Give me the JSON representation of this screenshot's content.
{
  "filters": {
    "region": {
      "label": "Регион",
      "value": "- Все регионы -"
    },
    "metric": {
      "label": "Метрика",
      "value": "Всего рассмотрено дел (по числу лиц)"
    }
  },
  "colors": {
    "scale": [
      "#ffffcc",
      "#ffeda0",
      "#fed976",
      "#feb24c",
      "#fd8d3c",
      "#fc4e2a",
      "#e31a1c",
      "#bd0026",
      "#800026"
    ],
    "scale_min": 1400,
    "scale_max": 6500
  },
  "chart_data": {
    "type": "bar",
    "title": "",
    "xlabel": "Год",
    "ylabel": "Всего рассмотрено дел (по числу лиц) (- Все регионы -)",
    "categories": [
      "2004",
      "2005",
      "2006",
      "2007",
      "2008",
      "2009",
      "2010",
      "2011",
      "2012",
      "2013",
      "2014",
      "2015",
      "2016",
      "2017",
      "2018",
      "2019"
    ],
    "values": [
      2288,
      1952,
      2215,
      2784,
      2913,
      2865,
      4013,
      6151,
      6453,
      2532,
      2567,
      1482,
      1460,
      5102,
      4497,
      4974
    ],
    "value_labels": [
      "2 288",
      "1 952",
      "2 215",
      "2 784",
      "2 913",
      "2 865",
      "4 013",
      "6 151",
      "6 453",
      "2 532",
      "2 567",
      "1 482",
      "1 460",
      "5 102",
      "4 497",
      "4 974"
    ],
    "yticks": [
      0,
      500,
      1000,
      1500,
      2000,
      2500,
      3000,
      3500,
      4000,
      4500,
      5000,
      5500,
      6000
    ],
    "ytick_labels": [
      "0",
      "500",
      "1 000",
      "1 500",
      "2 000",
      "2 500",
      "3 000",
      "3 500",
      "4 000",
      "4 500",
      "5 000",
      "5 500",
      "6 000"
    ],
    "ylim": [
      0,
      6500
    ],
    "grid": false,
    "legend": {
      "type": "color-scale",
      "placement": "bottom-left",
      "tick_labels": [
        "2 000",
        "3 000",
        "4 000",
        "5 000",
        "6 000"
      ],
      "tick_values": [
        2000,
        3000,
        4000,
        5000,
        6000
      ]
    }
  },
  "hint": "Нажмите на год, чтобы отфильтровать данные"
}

━━━━━━━━━━

Job >> Look over the listing. Pull out every line with the string "Всего" in it.

The solution >>
      "value": "Всего рассмотрено дел (по числу лиц)"
    "ylabel": "Всего рассмотрено дел (по числу лиц) (- Все регионы -)",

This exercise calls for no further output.